- _TO DO_: Collect all the lines that mention the word "this".

- _PROVIDED MATERIAL_:

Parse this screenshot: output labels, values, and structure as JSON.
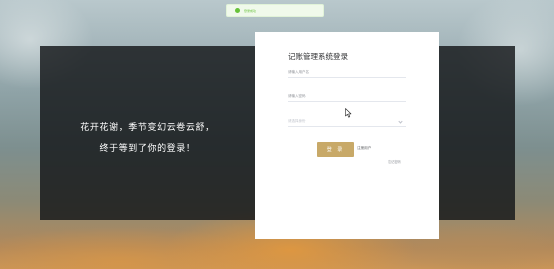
{
  "toast": {
    "icon": "success-icon",
    "text": "登录成功"
  },
  "slogan": {
    "line1": "花开花谢，季节变幻云卷云舒，",
    "line2": "终于等到了你的登录！"
  },
  "login": {
    "title": "记账管理系统登录",
    "username_placeholder": "请输入用户名",
    "password_placeholder": "请输入密码",
    "role_placeholder": "请选择身份",
    "login_button": "登 录",
    "register_link": "注册用户",
    "forgot_link": "忘记密码"
  },
  "colors": {
    "accent_gold": "#c8a968",
    "success_green": "#67c23a"
  }
}
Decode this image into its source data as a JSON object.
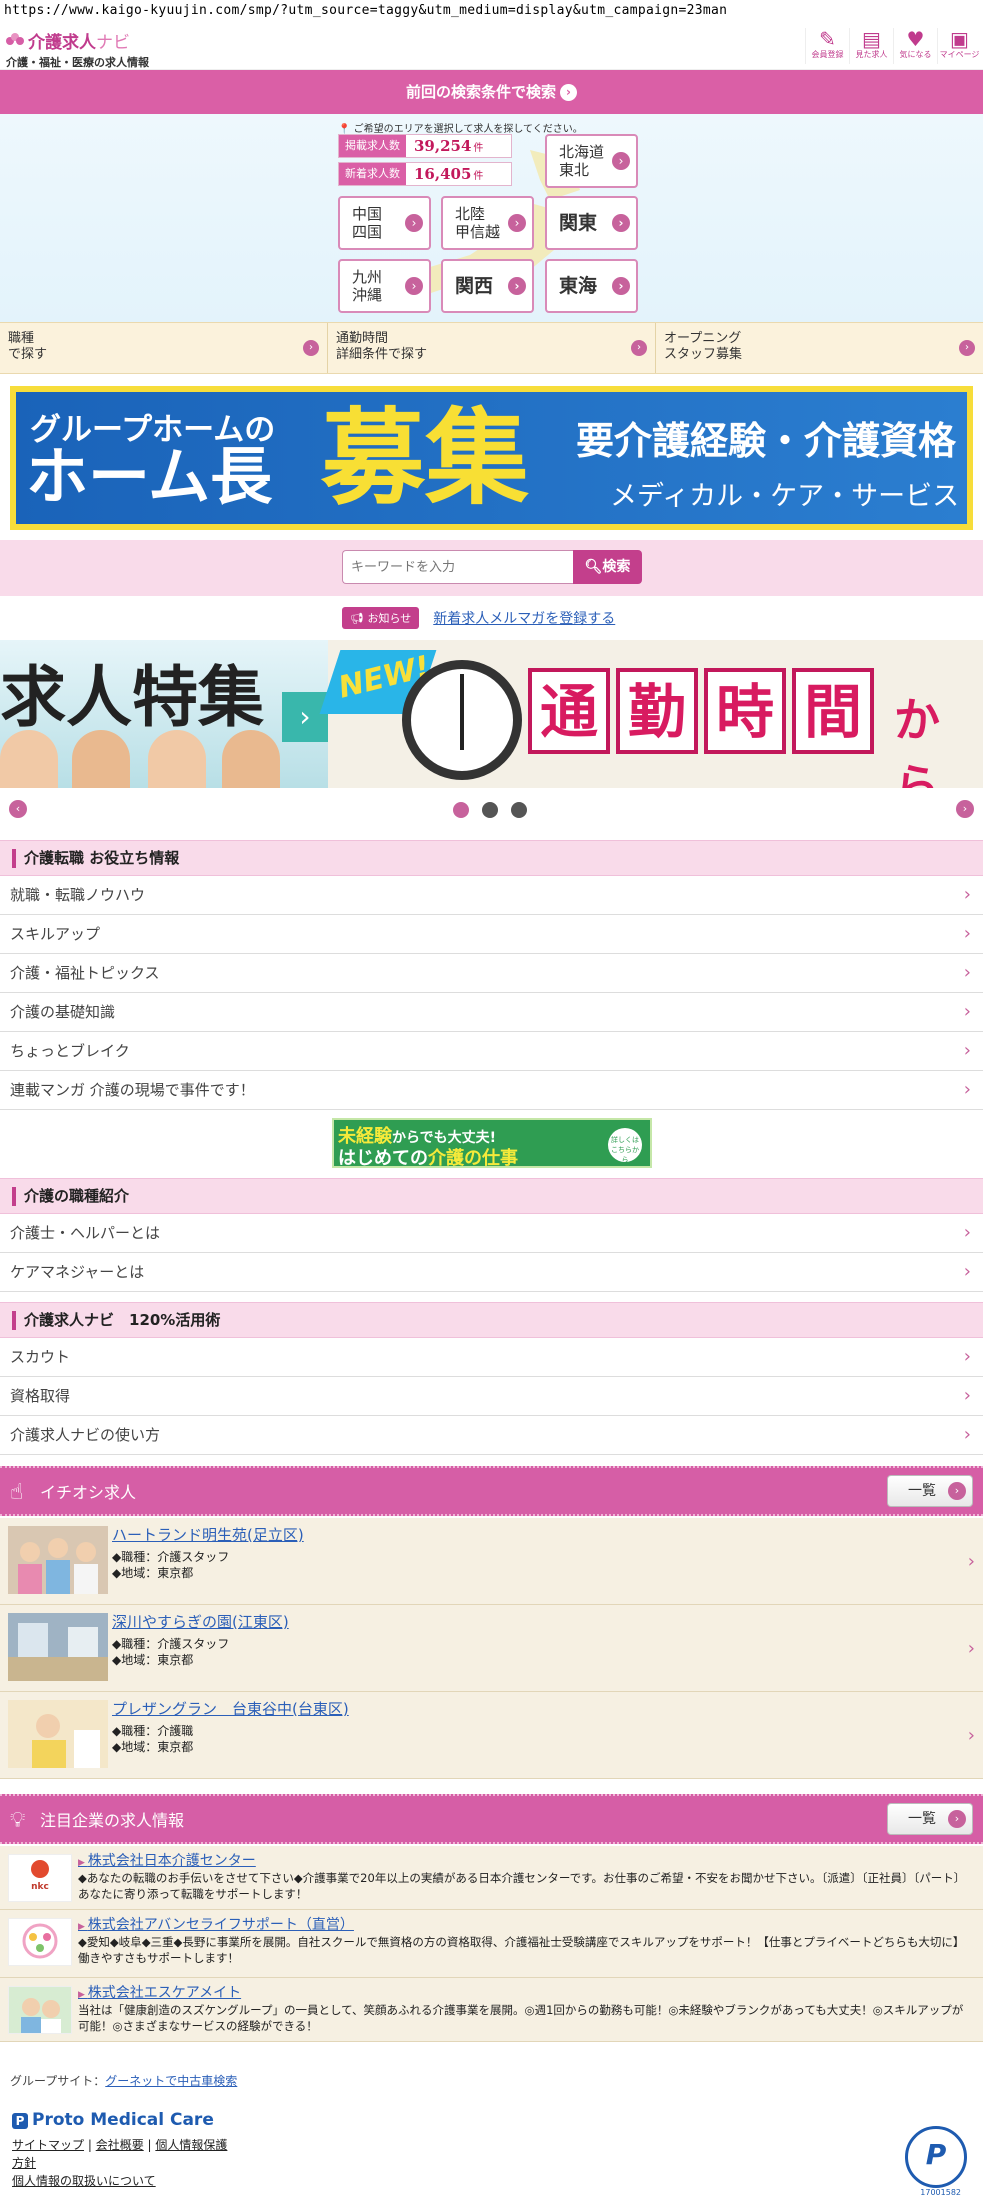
{
  "browser": {
    "url": "https://www.kaigo-kyuujin.com/smp/?utm_source=taggy&utm_medium=display&utm_campaign=23man"
  },
  "header": {
    "logo_main": "介護求人",
    "logo_accent": "ナビ",
    "logo_sub": "介護・福祉・医療の求人情報",
    "icons": [
      {
        "icon": "pencil-icon",
        "label": "会員登録"
      },
      {
        "icon": "history-icon",
        "label": "見た求人"
      },
      {
        "icon": "heart-icon",
        "label": "気になる"
      },
      {
        "icon": "mypage-icon",
        "label": "マイページ"
      }
    ]
  },
  "prev_search": {
    "label": "前回の検索条件で検索"
  },
  "area": {
    "note": "ご希望のエリアを選択して求人を探してください。",
    "stats": [
      {
        "label": "掲載求人数",
        "value": "39,254",
        "unit": "件"
      },
      {
        "label": "新着求人数",
        "value": "16,405",
        "unit": "件"
      }
    ],
    "regions": [
      {
        "line1": "北海道",
        "line2": "東北"
      },
      {
        "line1": "中国",
        "line2": "四国"
      },
      {
        "line1": "北陸",
        "line2": "甲信越"
      },
      {
        "line1": "関東",
        "line2": ""
      },
      {
        "line1": "九州",
        "line2": "沖縄"
      },
      {
        "line1": "関西",
        "line2": ""
      },
      {
        "line1": "東海",
        "line2": ""
      }
    ]
  },
  "search_options": [
    {
      "line1": "職種",
      "line2": "で探す"
    },
    {
      "line1": "通勤時間",
      "line2": "詳細条件で探す"
    },
    {
      "line1": "オープニング",
      "line2": "スタッフ募集"
    }
  ],
  "banner": {
    "line1": "グループホームの",
    "line2": "ホーム長",
    "big": "募集",
    "req": "要介護経験・介護資格",
    "company": "メディカル・ケア・サービス"
  },
  "keyword": {
    "placeholder": "キーワードを入力",
    "button": "検索"
  },
  "notice": {
    "badge": "お知らせ",
    "link": "新着求人メルマガを登録する"
  },
  "carousel": {
    "slide1_title": "求人特集",
    "slide2_new": "NEW!",
    "slide2_chars": [
      "通",
      "勤",
      "時",
      "間"
    ],
    "slide2_tail": "から"
  },
  "sections": {
    "tips": {
      "title": "介護転職 お役立ち情報",
      "items": [
        "就職・転職ノウハウ",
        "スキルアップ",
        "介護・福祉トピックス",
        "介護の基礎知識",
        "ちょっとブレイク",
        "連載マンガ 介護の現場で事件です！"
      ]
    },
    "mini_banner": {
      "l1a": "未経験",
      "l1b": "からでも大丈夫!",
      "l2a": "はじめての",
      "l2b": "介護の仕事",
      "badge": "詳しくは こちらから"
    },
    "jobtypes": {
      "title": "介護の職種紹介",
      "items": [
        "介護士・ヘルパーとは",
        "ケアマネジャーとは"
      ]
    },
    "howto": {
      "title": "介護求人ナビ　120%活用術",
      "items": [
        "スカウト",
        "資格取得",
        "介護求人ナビの使い方"
      ]
    }
  },
  "pickup": {
    "title": "イチオシ求人",
    "list_btn": "一覧",
    "jobs": [
      {
        "name": "ハートランド明生苑(足立区)",
        "type": "◆職種：介護スタッフ",
        "area": "◆地域：東京都"
      },
      {
        "name": "深川やすらぎの園(江東区)",
        "type": "◆職種：介護スタッフ",
        "area": "◆地域：東京都"
      },
      {
        "name": "プレザングラン　台東谷中(台東区)",
        "type": "◆職種：介護職",
        "area": "◆地域：東京都"
      }
    ]
  },
  "featured": {
    "title": "注目企業の求人情報",
    "list_btn": "一覧",
    "companies": [
      {
        "name": "株式会社日本介護センター",
        "logo": "nkc",
        "desc": "◆あなたの転職のお手伝いをさせて下さい◆介護事業で20年以上の実績がある日本介護センターです。お仕事のご希望・不安をお聞かせ下さい。〔派遣〕〔正社員〕〔パート〕あなたに寄り添って転職をサポートします！"
      },
      {
        "name": "株式会社アバンセライフサポート（直営）",
        "logo": "",
        "desc": "◆愛知◆岐阜◆三重◆長野に事業所を展開。自社スクールで無資格の方の資格取得、介護福祉士受験講座でスキルアップをサポート！【仕事とプライベートどちらも大切に】働きやすさもサポートします！"
      },
      {
        "name": "株式会社エスケアメイト",
        "logo": "",
        "desc": "当社は「健康創造のスズケングループ」の一員として、笑顔あふれる介護事業を展開。◎週1回からの勤務も可能！◎未経験やブランクがあっても大丈夫！◎スキルアップが可能！◎さまざまなサービスの経験ができる！"
      }
    ]
  },
  "footer": {
    "group_label": "グループサイト：",
    "group_link": "グーネットで中古車検索",
    "brand": "Proto Medical Care",
    "links_row1": [
      "サイトマップ",
      "会社概要",
      "個人情報保護"
    ],
    "links_row2": "方針",
    "links_row3": "個人情報の取扱いについて",
    "pmark_num": "17001582"
  },
  "colors": {
    "accent": "#d65ea6",
    "link": "#2b5fb8"
  }
}
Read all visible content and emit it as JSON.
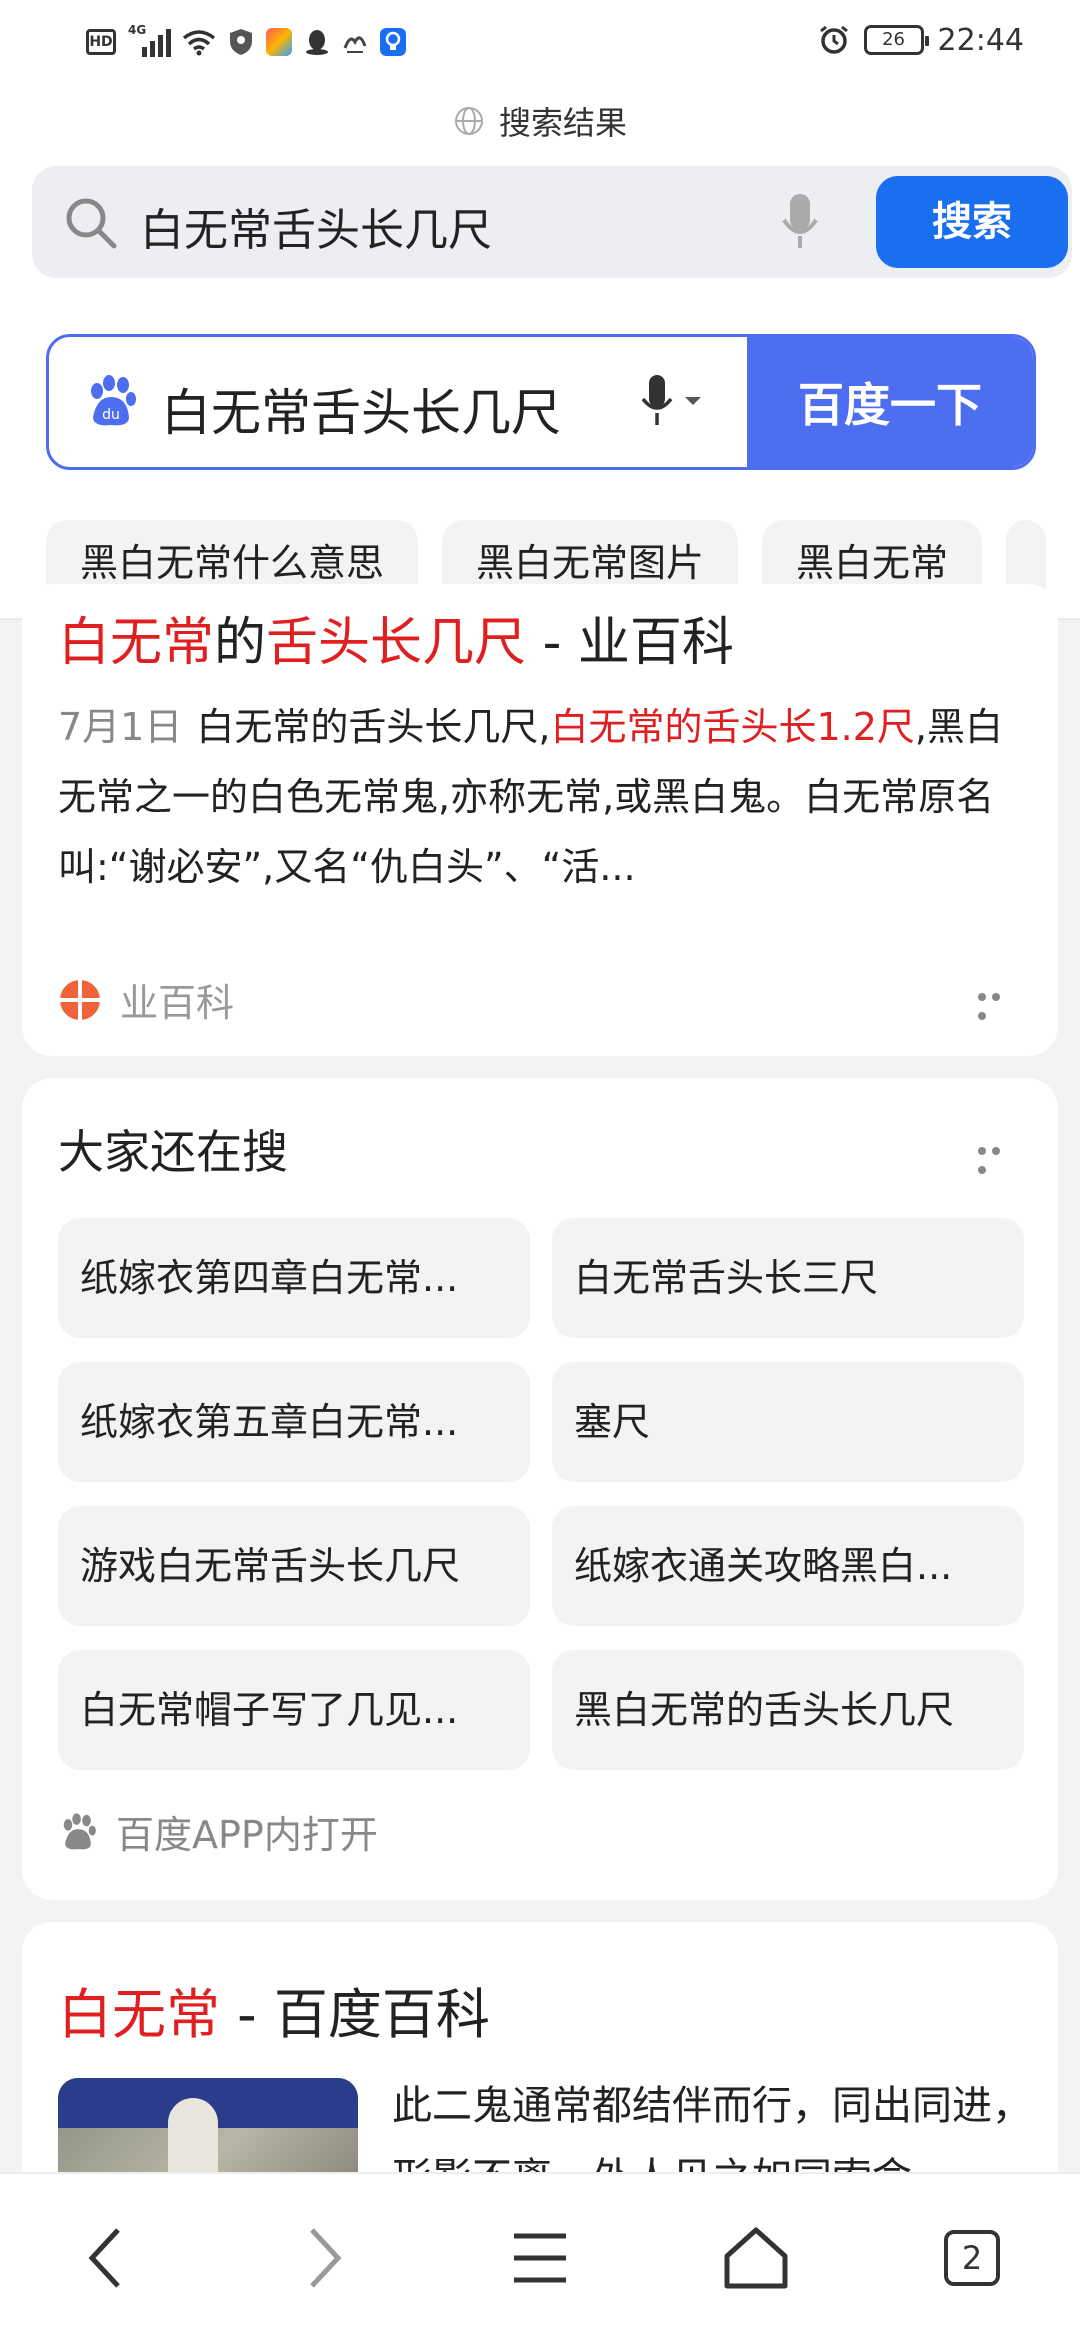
{
  "status_bar": {
    "hd_label": "HD",
    "network_label": "4G",
    "battery": "26",
    "time": "22:44"
  },
  "browser": {
    "page_caption": "搜索结果",
    "query": "白无常舌头长几尺",
    "search_button": "搜索",
    "tab_count": "2"
  },
  "baidu": {
    "query": "白无常舌头长几尺",
    "search_button": "百度一下",
    "chips": [
      "黑白无常什么意思",
      "黑白无常图片",
      "黑白无常"
    ]
  },
  "result1": {
    "title_red_1": "白无常",
    "title_mid": "的",
    "title_red_2": "舌头长几尺",
    "title_tail": " - 业百科",
    "date": "7月1日",
    "text_a": "白无常的舌头长几尺,",
    "text_red": "白无常的舌头长1.2尺",
    "text_b": ",黑白无常之一的白色无常鬼,亦称无常,或黑白鬼。白无常原名叫:“谢必安”,又名“仇白头”、“活...",
    "source": "业百科"
  },
  "related": {
    "title": "大家还在搜",
    "items": [
      "纸嫁衣第四章白无常...",
      "白无常舌头长三尺",
      "纸嫁衣第五章白无常...",
      "塞尺",
      "游戏白无常舌头长几尺",
      "纸嫁衣通关攻略黑白...",
      "白无常帽子写了几见...",
      "黑白无常的舌头长几尺"
    ],
    "open_in_app": "百度APP内打开"
  },
  "result3": {
    "title_red": "白无常",
    "title_tail": " - 百度百科",
    "text": "此二鬼通常都结伴而行，同出同进，形影不离。外人见之如同索命"
  },
  "colors": {
    "baidu_blue": "#4e6ef2",
    "browser_blue": "#1a6ef0",
    "highlight_red": "#e02020"
  }
}
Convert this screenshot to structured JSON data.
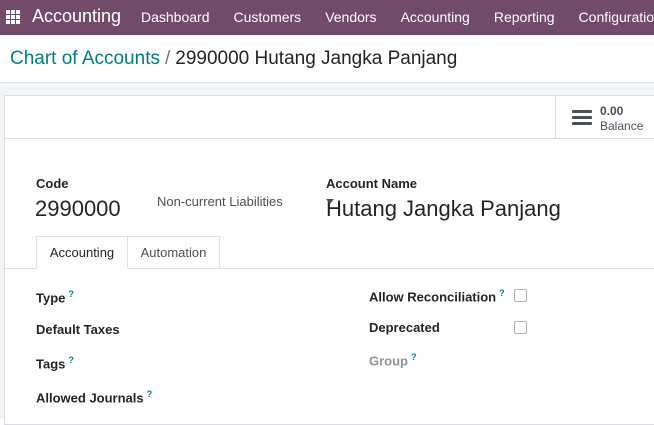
{
  "navbar": {
    "brand": "Accounting",
    "menu": [
      "Dashboard",
      "Customers",
      "Vendors",
      "Accounting",
      "Reporting",
      "Configuration"
    ]
  },
  "breadcrumb": {
    "parent": "Chart of Accounts",
    "separator": "/",
    "current": "2990000 Hutang Jangka Panjang"
  },
  "stat_button": {
    "value": "0.00",
    "label": "Balance"
  },
  "header_fields": {
    "code_label": "Code",
    "code_value": "2990000",
    "name_label": "Account Name",
    "name_value": "Hutang Jangka Panjang"
  },
  "tabs": [
    "Accounting",
    "Automation"
  ],
  "form": {
    "type_label": "Type",
    "type_value": "Non-current Liabilities",
    "default_taxes_label": "Default Taxes",
    "tags_label": "Tags",
    "allowed_journals_label": "Allowed Journals",
    "allow_reconciliation_label": "Allow Reconciliation",
    "allow_reconciliation_checked": false,
    "deprecated_label": "Deprecated",
    "deprecated_checked": false,
    "group_label": "Group",
    "help_mark": "?"
  },
  "colors": {
    "navbar": "#714B67",
    "link": "#017e84"
  }
}
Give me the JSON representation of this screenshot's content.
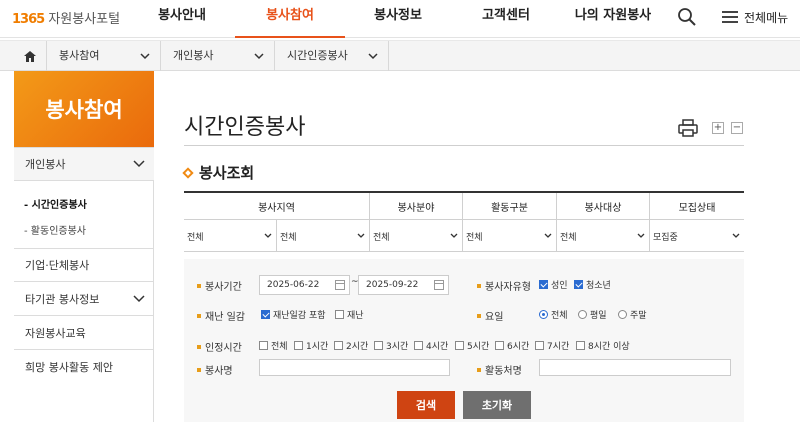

- _RESPONSE_:
Parse this screenshot: output labels, values, and structure as JSON.
Decode this image into its source data as a JSON object.
Convert this screenshot to structured JSON data.
Give me the JSON representation of this screenshot's content.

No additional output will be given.